SET EXERCISE:
Write only the number of lines in the records beneath that hold "color".

RECORDS FOR PROCESSING:
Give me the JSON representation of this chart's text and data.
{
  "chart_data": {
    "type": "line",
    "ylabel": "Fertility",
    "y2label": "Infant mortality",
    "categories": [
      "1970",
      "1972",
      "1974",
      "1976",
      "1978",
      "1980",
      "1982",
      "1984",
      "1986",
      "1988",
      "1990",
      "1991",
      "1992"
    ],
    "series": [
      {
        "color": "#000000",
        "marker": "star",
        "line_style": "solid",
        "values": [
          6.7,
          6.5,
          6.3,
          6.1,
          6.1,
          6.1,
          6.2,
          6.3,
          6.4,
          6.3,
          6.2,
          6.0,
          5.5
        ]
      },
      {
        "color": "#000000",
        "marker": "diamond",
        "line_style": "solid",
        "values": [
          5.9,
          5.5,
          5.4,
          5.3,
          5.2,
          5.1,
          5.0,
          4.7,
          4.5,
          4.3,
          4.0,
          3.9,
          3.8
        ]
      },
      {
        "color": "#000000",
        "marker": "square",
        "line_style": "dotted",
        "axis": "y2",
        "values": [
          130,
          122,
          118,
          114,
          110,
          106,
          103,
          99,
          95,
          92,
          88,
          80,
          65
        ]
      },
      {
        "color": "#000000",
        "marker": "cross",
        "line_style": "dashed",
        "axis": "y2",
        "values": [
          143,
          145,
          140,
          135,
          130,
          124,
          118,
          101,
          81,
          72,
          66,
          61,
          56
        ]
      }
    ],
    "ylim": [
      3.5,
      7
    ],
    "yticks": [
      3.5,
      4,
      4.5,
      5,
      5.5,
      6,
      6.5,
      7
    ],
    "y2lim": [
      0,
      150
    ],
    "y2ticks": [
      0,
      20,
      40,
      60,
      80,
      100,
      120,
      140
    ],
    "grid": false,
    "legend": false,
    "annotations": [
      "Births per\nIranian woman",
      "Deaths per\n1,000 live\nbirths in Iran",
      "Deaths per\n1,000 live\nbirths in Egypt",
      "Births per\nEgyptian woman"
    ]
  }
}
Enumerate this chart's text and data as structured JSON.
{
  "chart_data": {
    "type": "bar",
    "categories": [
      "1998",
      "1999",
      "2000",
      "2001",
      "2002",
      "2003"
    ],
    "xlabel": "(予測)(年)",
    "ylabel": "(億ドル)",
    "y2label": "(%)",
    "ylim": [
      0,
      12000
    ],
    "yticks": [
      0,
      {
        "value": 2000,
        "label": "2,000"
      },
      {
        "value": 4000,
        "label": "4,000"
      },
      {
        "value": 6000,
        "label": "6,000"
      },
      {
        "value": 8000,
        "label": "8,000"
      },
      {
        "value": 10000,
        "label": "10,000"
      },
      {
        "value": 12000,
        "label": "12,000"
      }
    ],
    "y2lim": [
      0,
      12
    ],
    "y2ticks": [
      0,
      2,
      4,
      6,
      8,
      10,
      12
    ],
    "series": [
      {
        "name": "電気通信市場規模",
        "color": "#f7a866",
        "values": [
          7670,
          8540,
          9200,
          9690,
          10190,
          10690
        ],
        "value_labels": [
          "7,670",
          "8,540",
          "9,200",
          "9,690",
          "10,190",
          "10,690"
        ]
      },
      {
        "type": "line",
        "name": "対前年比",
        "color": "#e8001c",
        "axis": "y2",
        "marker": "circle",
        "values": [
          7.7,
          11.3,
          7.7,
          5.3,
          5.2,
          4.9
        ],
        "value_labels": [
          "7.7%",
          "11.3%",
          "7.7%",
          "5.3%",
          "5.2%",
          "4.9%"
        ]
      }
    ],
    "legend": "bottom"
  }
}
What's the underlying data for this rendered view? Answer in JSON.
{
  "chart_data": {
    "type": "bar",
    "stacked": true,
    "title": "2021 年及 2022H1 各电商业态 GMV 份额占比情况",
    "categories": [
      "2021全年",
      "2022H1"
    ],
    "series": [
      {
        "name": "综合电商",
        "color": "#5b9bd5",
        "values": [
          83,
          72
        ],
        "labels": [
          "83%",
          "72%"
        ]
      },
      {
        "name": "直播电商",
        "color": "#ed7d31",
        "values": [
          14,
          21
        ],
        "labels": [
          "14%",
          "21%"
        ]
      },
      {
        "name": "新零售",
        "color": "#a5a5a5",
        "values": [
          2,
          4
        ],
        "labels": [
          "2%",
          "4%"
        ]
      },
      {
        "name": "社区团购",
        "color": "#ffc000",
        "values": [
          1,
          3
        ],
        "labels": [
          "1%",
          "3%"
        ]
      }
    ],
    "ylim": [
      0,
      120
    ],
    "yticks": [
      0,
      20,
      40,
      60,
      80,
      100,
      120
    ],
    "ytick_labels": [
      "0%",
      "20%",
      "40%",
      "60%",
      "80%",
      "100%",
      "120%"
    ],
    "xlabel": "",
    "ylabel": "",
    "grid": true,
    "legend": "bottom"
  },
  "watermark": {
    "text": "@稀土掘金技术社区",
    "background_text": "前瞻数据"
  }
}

COMPLETED TASK:
10